*SELECTED EXCERPT*:
Start

DuckDB Spawn API

A FastAPI service that manages project data using DuckDB with dynamic schema support from an ontology server. The service is designed as a modular, self-contained data product following data mesh architecture principles.

Architecture Overview

graph TB
    subgraph "Client Layer"
        Client[API Clients]
    end

    subgraph "API Layer"
        FastAPI[FastAPI Service]
        Cache[Schema Cache]
        ConnMgr[Connection Manager]
    end

    subgraph "Data Layer"
        DuckDB[(DuckDB)]
    end

    subgraph "Schema Layer"

End

*DATA*:
Start

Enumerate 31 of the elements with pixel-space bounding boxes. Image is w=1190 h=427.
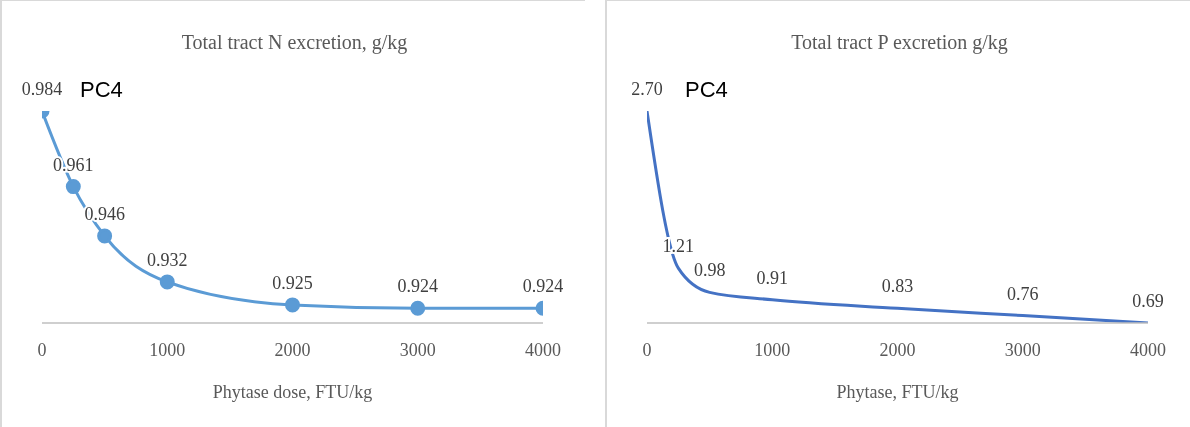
data-label: 0.69: [1132, 291, 1164, 311]
x-tick-label: 4000: [525, 339, 561, 360]
x-tick-label: 0: [37, 339, 47, 360]
point: [65, 179, 81, 195]
data-label: 0.924: [522, 276, 564, 297]
x-tick-label: 2000: [274, 339, 311, 360]
data-label: 0.83: [881, 276, 914, 297]
data-label: 0.925: [272, 272, 313, 293]
text: PC4: [80, 77, 123, 103]
x-tick-label: 3000: [399, 339, 436, 360]
data-label: 0.984: [21, 79, 63, 99]
data-label: 2.70: [631, 79, 663, 99]
x-tick-label: 1000: [149, 339, 186, 360]
point: [285, 297, 300, 313]
x-axis-title: Phytase, FTU/kg: [836, 382, 959, 402]
data-label: 0.76: [1007, 283, 1039, 304]
x-tick-label: 4000: [1130, 339, 1166, 360]
chart-title: Total tract P excretion g/kg: [790, 31, 1009, 54]
point: [159, 274, 175, 290]
x-axis-title: Phytase dose, FTU/kg: [212, 382, 373, 402]
chart-title: Total tract N excretion, g/kg: [180, 31, 409, 54]
x-tick-label: 3000: [1004, 339, 1041, 360]
x-tick-label: 0: [642, 339, 652, 360]
data-label: 0.932: [147, 249, 188, 270]
data-label: 0.924: [397, 276, 438, 297]
x-tick-label: 1000: [754, 339, 791, 360]
data-label: 0.91: [756, 267, 788, 288]
x-tick-label: 2000: [879, 339, 916, 360]
data-label: 0.98: [693, 260, 726, 281]
point: [97, 228, 113, 244]
text: PC4: [685, 77, 728, 103]
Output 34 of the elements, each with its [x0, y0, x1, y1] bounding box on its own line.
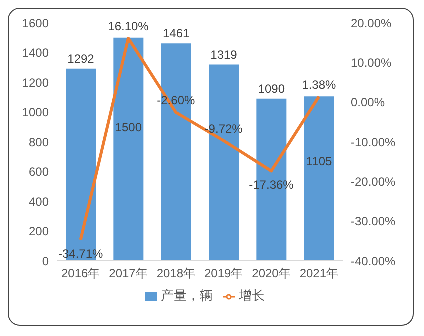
bar	[114, 38, 144, 261]
y2-tick-label: -40.00%	[351, 254, 396, 268]
x-tick-label: 2018年	[156, 266, 196, 281]
y-tick-label: 1400	[22, 46, 50, 60]
data-label: 1105	[306, 154, 333, 169]
y-tick-label: 1600	[22, 16, 50, 30]
data-label: 16.10%	[108, 19, 150, 34]
data-label: 1.38%	[302, 78, 337, 92]
y2-tick-label: -10.00%	[351, 135, 396, 150]
legend-label: 产量，辆	[161, 288, 213, 303]
x-tick-label: 2017年	[109, 266, 148, 281]
data-label: 1500	[115, 120, 142, 135]
y-tick-label: 600	[28, 165, 50, 180]
y-tick-label: 400	[28, 194, 50, 209]
y2-tick-label: 0.00%	[351, 96, 386, 110]
y-tick-label: 0	[42, 254, 50, 268]
x-tick-label: 2021年	[300, 266, 339, 281]
legend-label: 增长	[239, 288, 265, 303]
x-tick-label: 2019年	[204, 266, 244, 281]
y2-tick-label: -30.00%	[351, 214, 396, 229]
x-tick-label: 2016年	[61, 266, 100, 281]
y-tick-label: 1200	[22, 76, 50, 90]
data-label: 1292	[68, 52, 95, 66]
y2-tick-label: -20.00%	[351, 174, 396, 189]
data-label: 1090	[258, 82, 286, 96]
data-label: 1461	[162, 26, 190, 41]
y2-tick-label: 20.00%	[351, 16, 392, 30]
y-tick-label: 200	[28, 224, 50, 239]
y-tick-label: 1000	[22, 106, 50, 120]
x-tick-label: 2020年	[252, 266, 291, 281]
bar	[304, 96, 334, 261]
y-tick-label: 800	[28, 135, 50, 150]
data-label: 1319	[210, 48, 238, 62]
y2-tick-label: 10.00%	[351, 56, 392, 70]
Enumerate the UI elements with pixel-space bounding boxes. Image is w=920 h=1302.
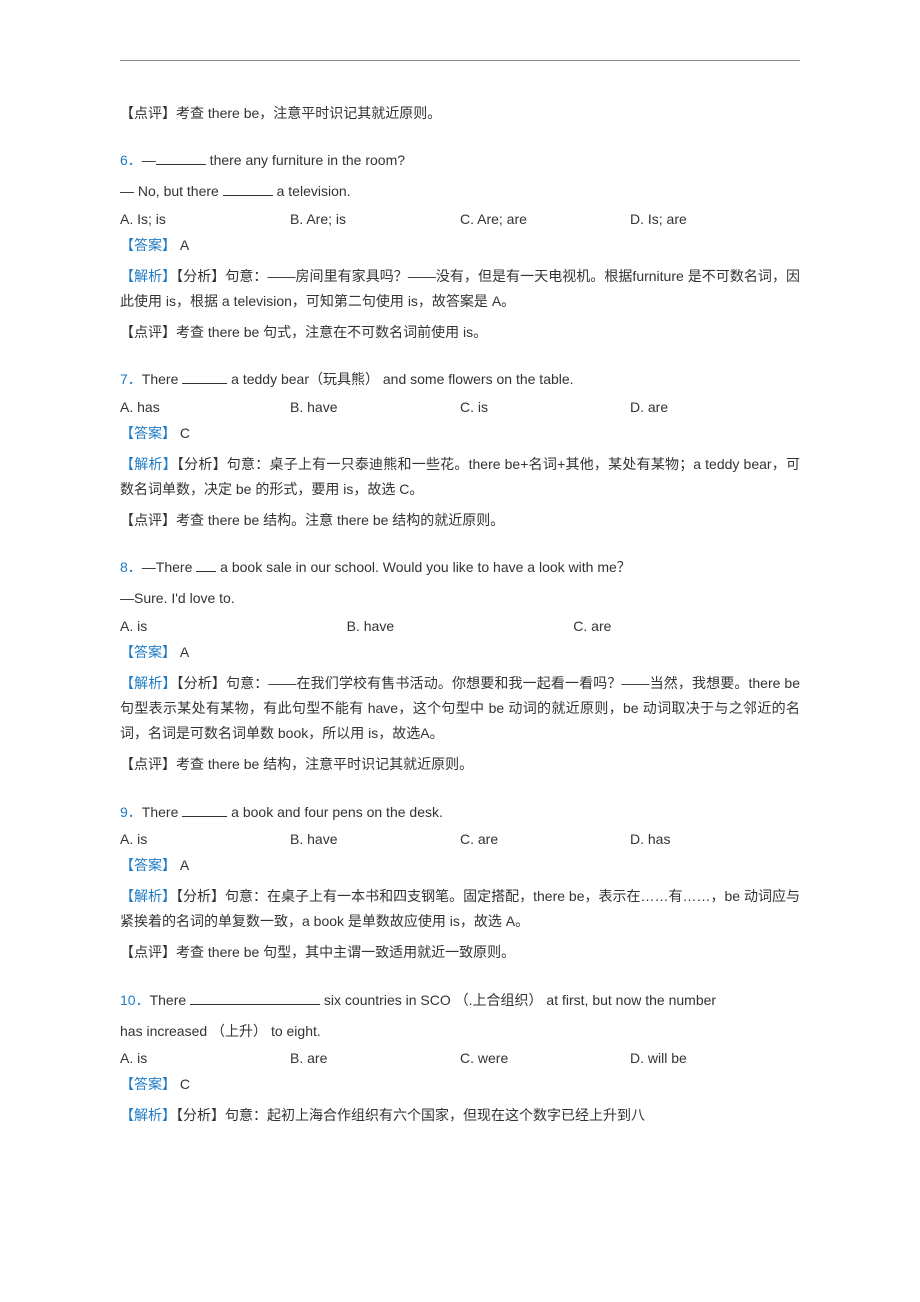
answer-value: A <box>176 237 189 253</box>
blank <box>182 369 227 384</box>
answer-line: 【答案】 C <box>120 421 800 446</box>
answer-value: C <box>176 425 190 441</box>
options-row: A. has B. have C. is D. are <box>120 399 800 415</box>
question-stem-line: 8．—There a book sale in our school. Woul… <box>120 555 800 580</box>
stem-text: six countries in SCO （.上合组织） at first, b… <box>320 992 716 1008</box>
question-stem-line: has increased （上升） to eight. <box>120 1019 800 1044</box>
question-8: 8．—There a book sale in our school. Woul… <box>120 555 800 777</box>
analysis-body: 【分析】句意：在桌子上有一本书和四支钢笔。固定搭配，there be，表示在……… <box>120 888 800 929</box>
answer-line: 【答案】 A <box>120 853 800 878</box>
stem-text: There <box>150 992 190 1008</box>
option-a: A. has <box>120 399 290 415</box>
option-c: C. are <box>460 831 630 847</box>
question-stem-line: 9．There a book and four pens on the desk… <box>120 800 800 825</box>
comment-line: 【点评】考查 there be 句型，其中主谓一致适用就近一致原则。 <box>120 940 800 965</box>
question-10: 10．There six countries in SCO （.上合组织） at… <box>120 988 800 1129</box>
blank <box>190 990 320 1005</box>
option-a: A. is <box>120 618 347 634</box>
answer-label: 【答案】 <box>120 1076 176 1092</box>
answer-line: 【答案】 C <box>120 1072 800 1097</box>
pre-comment-block: 【点评】考查 there be，注意平时识记其就近原则。 <box>120 101 800 126</box>
comment-line: 【点评】考查 there be 句式，注意在不可数名词前使用 is。 <box>120 320 800 345</box>
analysis-label: 【解析】 <box>120 888 176 904</box>
analysis-line: 【解析】【分析】句意：——房间里有家具吗？——没有，但是有一天电视机。根据fur… <box>120 264 800 314</box>
options-row: A. is B. have C. are <box>120 618 800 634</box>
option-a: A. is <box>120 1050 290 1066</box>
stem-text: a teddy bear（玩具熊） and some flowers on th… <box>227 371 573 387</box>
stem-text: a book sale in our school. Would you lik… <box>216 559 631 575</box>
option-b: B. are <box>290 1050 460 1066</box>
option-b: B. have <box>290 399 460 415</box>
question-number: 6． <box>120 152 142 168</box>
option-c: C. are <box>573 618 800 634</box>
answer-value: A <box>176 857 189 873</box>
comment-line: 【点评】考查 there be 结构，注意平时识记其就近原则。 <box>120 752 800 777</box>
answer-label: 【答案】 <box>120 857 176 873</box>
answer-label: 【答案】 <box>120 644 176 660</box>
option-b: B. Are; is <box>290 211 460 227</box>
stem-text: There <box>142 804 182 820</box>
option-b: B. have <box>347 618 574 634</box>
comment-line: 【点评】考查 there be 结构。注意 there be 结构的就近原则。 <box>120 508 800 533</box>
question-9: 9．There a book and four pens on the desk… <box>120 800 800 966</box>
blank <box>196 557 216 572</box>
document-page: 【点评】考查 there be，注意平时识记其就近原则。 6．— there a… <box>0 0 920 1194</box>
blank <box>223 181 273 196</box>
option-d: D. has <box>630 831 800 847</box>
analysis-line: 【解析】【分析】句意：起初上海合作组织有六个国家，但现在这个数字已经上升到八 <box>120 1103 800 1128</box>
analysis-body: 【分析】句意：——在我们学校有售书活动。你想要和我一起看一看吗？——当然，我想要… <box>120 675 800 741</box>
option-d: D. Is; are <box>630 211 800 227</box>
question-stem-line: —Sure. I'd love to. <box>120 586 800 611</box>
blank <box>182 802 227 817</box>
answer-value: C <box>176 1076 190 1092</box>
option-a: A. Is; is <box>120 211 290 227</box>
analysis-label: 【解析】 <box>120 675 177 691</box>
stem-text: —There <box>142 559 196 575</box>
pre-comment: 【点评】考查 there be，注意平时识记其就近原则。 <box>120 101 800 126</box>
analysis-label: 【解析】 <box>120 1107 176 1123</box>
analysis-body: 【分析】句意：——房间里有家具吗？——没有，但是有一天电视机。根据furnitu… <box>120 268 800 309</box>
analysis-label: 【解析】 <box>120 268 176 284</box>
options-row: A. Is; is B. Are; is C. Are; are D. Is; … <box>120 211 800 227</box>
answer-line: 【答案】 A <box>120 233 800 258</box>
option-b: B. have <box>290 831 460 847</box>
stem-text: — No, but there <box>120 183 223 199</box>
analysis-line: 【解析】【分析】句意：——在我们学校有售书活动。你想要和我一起看一看吗？——当然… <box>120 671 800 747</box>
blank <box>156 150 206 165</box>
question-number: 10． <box>120 992 150 1008</box>
option-a: A. is <box>120 831 290 847</box>
option-c: C. were <box>460 1050 630 1066</box>
question-6: 6．— there any furniture in the room? — N… <box>120 148 800 345</box>
header-rule <box>120 60 800 61</box>
answer-line: 【答案】 A <box>120 640 800 665</box>
question-stem-line: — No, but there a television. <box>120 179 800 204</box>
option-d: D. are <box>630 399 800 415</box>
question-stem-line: 10．There six countries in SCO （.上合组织） at… <box>120 988 800 1013</box>
answer-label: 【答案】 <box>120 237 176 253</box>
question-7: 7．There a teddy bear（玩具熊） and some flowe… <box>120 367 800 533</box>
stem-text: — <box>142 152 156 168</box>
analysis-body: 【分析】句意：桌子上有一只泰迪熊和一些花。there be+名词+其他，某处有某… <box>120 456 800 497</box>
options-row: A. is B. are C. were D. will be <box>120 1050 800 1066</box>
stem-text: there any furniture in the room? <box>206 152 405 168</box>
analysis-line: 【解析】【分析】句意：在桌子上有一本书和四支钢笔。固定搭配，there be，表… <box>120 884 800 934</box>
analysis-label: 【解析】 <box>120 456 177 472</box>
stem-text: a television. <box>273 183 351 199</box>
stem-text: a book and four pens on the desk. <box>227 804 443 820</box>
question-number: 9． <box>120 804 142 820</box>
question-number: 8． <box>120 559 142 575</box>
question-number: 7． <box>120 371 142 387</box>
options-row: A. is B. have C. are D. has <box>120 831 800 847</box>
analysis-line: 【解析】【分析】句意：桌子上有一只泰迪熊和一些花。there be+名词+其他，… <box>120 452 800 502</box>
question-stem-line: 6．— there any furniture in the room? <box>120 148 800 173</box>
option-c: C. is <box>460 399 630 415</box>
option-d: D. will be <box>630 1050 800 1066</box>
analysis-body: 【分析】句意：起初上海合作组织有六个国家，但现在这个数字已经上升到八 <box>176 1107 645 1123</box>
question-stem-line: 7．There a teddy bear（玩具熊） and some flowe… <box>120 367 800 392</box>
answer-value: A <box>176 644 189 660</box>
answer-label: 【答案】 <box>120 425 176 441</box>
stem-text: There <box>142 371 182 387</box>
option-c: C. Are; are <box>460 211 630 227</box>
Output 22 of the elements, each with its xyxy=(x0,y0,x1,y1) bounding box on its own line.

End

*TO DO*:
**a)** In the DuckDB Spawn API overview, which three components make up the "API Layer"?
**b)** According to the DuckDB Spawn API overview, what design principles lead to the service being built as a modular, self-contained data product?
**c)** Reproduce a passage of the DuckDB Spawn API overview word for word, starting at "DuckDB Spawn API" and ending at "mesh architecture principles.".
The rows have nothing to do with the DuckDB Spawn API overview.

*ANSWERS TO THE PROBLEMS*:
**a)** The FastAPI Service, the Schema Cache and the Connection Manager.

**b)** The service is built as a modular, self-contained data product because it follows data mesh architecture principles.

**c)**
DuckDB Spawn API

A FastAPI service that manages project data using DuckDB with dynamic schema support from an ontology server. The service is designed as a modular, self-contained data product following data mesh architecture principles.